> [Directive]:
State the number of lines where "this" appears. Add nothing else.

START

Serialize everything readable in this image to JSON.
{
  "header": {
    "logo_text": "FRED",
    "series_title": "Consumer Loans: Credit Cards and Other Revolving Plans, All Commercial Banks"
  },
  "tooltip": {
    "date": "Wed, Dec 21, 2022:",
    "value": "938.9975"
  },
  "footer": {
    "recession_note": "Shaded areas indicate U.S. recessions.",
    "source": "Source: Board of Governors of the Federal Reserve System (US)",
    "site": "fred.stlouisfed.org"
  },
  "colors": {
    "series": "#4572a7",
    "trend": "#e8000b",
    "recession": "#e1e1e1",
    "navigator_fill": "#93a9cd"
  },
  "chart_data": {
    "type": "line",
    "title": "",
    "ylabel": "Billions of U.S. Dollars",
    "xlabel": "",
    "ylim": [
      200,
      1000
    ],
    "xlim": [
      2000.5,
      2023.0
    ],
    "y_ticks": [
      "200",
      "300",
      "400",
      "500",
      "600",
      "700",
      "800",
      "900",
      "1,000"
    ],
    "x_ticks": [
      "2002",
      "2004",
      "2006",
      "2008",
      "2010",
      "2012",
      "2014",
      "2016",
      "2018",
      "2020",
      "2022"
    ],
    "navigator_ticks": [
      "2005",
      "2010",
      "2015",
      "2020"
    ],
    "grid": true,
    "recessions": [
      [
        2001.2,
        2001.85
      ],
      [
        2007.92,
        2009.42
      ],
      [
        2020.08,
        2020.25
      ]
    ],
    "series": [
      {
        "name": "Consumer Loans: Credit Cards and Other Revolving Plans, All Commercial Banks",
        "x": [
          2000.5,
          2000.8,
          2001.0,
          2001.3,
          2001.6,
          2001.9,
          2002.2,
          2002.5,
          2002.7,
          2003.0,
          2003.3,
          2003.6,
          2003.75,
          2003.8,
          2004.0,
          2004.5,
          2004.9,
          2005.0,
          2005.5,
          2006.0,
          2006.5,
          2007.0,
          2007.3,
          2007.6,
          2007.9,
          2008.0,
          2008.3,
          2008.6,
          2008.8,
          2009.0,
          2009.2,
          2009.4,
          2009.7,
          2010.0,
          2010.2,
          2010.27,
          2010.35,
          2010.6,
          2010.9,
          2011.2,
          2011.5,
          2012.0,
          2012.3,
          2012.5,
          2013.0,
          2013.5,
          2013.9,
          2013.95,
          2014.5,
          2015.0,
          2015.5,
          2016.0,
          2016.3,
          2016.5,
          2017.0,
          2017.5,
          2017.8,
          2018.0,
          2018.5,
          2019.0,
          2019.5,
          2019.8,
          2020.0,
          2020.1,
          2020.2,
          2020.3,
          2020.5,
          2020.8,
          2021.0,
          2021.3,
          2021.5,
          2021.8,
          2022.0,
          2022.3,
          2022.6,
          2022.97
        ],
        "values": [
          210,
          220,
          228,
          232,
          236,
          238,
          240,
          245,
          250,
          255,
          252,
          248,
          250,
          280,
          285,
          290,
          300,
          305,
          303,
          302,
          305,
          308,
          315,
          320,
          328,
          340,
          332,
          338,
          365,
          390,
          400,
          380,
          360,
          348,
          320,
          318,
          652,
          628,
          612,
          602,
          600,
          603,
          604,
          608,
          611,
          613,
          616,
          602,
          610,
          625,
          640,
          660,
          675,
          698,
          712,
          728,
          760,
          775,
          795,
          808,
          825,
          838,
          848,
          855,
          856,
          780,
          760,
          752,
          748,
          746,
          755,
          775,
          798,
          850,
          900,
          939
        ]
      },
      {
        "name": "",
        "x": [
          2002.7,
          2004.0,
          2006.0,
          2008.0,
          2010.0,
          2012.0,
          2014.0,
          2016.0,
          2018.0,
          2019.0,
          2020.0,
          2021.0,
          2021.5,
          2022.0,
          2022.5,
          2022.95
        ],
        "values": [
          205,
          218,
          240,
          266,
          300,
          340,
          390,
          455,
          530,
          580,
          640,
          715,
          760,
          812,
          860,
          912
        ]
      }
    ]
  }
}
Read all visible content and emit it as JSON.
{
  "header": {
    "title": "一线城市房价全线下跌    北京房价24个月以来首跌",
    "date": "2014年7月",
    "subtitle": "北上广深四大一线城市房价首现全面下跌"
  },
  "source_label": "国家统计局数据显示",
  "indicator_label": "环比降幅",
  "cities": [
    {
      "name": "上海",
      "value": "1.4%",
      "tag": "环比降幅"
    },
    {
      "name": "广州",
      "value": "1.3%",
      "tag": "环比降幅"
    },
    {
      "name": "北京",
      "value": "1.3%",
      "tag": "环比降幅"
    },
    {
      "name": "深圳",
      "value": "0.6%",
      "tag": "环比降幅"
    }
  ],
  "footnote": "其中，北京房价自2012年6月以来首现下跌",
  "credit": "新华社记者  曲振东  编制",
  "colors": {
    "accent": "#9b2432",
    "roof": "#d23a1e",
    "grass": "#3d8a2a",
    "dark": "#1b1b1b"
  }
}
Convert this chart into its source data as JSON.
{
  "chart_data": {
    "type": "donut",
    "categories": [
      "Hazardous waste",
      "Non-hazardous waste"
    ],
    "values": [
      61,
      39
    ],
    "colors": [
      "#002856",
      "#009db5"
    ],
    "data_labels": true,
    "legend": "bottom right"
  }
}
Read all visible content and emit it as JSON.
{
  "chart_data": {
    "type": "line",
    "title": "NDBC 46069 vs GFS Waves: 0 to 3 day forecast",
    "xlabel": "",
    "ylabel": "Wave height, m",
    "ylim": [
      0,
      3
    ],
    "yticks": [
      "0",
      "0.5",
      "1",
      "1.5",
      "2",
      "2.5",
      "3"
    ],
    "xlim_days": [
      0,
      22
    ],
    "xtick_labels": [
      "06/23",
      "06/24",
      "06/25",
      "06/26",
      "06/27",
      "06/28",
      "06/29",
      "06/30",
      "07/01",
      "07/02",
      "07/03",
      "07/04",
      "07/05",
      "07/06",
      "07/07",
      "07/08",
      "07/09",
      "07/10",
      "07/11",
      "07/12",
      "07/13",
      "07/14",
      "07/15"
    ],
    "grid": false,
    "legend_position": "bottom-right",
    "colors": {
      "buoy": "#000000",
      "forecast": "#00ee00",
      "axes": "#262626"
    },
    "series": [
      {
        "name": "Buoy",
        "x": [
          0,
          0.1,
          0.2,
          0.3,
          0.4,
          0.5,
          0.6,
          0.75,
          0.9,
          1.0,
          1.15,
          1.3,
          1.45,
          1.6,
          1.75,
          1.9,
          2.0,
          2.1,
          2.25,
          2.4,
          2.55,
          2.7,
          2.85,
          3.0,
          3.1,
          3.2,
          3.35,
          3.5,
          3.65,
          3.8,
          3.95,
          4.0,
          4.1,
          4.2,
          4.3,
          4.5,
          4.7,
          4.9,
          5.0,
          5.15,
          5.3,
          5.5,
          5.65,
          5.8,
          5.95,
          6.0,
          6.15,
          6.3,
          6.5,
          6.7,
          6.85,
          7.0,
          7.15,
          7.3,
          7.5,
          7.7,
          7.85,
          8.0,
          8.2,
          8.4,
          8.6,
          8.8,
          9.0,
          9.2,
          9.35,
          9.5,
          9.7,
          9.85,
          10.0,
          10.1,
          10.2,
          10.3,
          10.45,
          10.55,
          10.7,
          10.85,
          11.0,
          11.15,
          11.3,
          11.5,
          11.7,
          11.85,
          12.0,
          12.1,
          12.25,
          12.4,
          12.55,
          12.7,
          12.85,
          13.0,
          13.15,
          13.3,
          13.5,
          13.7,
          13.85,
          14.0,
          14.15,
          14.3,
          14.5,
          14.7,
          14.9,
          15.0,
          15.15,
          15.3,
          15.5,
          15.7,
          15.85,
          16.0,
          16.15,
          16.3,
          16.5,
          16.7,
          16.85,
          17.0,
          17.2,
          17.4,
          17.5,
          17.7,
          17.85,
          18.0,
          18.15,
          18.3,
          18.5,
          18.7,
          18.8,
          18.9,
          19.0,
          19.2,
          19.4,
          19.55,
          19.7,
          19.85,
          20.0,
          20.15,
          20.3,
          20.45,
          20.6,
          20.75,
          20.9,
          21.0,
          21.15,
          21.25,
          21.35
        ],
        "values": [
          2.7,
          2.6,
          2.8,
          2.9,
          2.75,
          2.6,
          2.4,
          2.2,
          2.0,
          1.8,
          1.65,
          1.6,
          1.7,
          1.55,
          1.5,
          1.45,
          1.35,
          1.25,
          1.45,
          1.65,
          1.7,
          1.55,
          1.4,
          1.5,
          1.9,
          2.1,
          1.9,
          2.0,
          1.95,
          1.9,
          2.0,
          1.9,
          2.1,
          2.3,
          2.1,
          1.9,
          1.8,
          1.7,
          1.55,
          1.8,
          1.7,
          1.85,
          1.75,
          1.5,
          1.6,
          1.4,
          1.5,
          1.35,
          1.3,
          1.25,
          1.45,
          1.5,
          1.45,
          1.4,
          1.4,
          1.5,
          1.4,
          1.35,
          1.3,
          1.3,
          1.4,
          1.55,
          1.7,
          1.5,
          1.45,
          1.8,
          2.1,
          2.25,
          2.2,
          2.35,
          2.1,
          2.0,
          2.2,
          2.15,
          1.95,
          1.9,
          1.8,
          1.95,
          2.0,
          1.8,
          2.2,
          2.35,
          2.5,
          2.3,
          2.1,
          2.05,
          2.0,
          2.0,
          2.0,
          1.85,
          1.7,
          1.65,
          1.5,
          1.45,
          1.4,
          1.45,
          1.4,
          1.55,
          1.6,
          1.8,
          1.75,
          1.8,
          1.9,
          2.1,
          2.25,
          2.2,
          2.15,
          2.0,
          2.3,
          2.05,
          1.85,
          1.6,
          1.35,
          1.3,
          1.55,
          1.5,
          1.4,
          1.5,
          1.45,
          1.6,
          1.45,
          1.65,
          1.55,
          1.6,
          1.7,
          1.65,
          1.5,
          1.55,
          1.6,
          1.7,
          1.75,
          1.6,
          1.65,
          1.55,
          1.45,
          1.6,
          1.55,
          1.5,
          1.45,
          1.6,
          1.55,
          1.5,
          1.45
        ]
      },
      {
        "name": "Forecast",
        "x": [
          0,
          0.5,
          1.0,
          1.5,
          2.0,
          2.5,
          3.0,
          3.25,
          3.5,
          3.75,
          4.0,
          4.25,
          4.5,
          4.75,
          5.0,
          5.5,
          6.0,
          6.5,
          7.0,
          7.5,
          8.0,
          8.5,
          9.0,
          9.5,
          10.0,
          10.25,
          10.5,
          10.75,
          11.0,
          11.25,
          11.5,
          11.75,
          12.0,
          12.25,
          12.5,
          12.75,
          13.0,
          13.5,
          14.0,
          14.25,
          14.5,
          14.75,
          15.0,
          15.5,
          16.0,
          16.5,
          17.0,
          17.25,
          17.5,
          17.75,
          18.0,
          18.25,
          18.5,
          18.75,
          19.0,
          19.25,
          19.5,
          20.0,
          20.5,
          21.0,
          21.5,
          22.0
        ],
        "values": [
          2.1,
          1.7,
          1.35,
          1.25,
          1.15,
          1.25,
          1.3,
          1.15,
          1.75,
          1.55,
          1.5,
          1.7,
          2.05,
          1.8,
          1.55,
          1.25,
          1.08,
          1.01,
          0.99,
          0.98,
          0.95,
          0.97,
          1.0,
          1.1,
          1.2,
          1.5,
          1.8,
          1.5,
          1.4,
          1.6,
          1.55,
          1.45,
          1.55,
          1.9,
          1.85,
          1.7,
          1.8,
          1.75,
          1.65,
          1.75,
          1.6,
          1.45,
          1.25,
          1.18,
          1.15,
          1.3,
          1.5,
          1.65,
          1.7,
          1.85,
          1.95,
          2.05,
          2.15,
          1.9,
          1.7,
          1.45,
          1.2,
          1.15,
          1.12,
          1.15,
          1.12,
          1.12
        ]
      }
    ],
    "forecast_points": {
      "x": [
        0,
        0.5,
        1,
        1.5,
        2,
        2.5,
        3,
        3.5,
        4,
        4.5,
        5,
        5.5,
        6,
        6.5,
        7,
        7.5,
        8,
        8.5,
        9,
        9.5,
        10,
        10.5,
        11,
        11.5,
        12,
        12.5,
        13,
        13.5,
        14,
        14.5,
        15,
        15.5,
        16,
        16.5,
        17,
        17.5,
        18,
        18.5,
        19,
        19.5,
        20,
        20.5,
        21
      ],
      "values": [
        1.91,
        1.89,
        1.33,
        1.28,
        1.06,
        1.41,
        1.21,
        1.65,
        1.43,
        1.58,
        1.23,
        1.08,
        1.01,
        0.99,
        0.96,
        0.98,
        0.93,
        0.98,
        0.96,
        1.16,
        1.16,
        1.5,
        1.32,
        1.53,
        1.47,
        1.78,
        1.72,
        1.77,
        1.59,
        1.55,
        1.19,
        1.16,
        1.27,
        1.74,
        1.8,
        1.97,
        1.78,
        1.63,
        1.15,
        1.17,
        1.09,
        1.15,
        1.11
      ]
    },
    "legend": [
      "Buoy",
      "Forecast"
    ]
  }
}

END

> [Correct response]:
2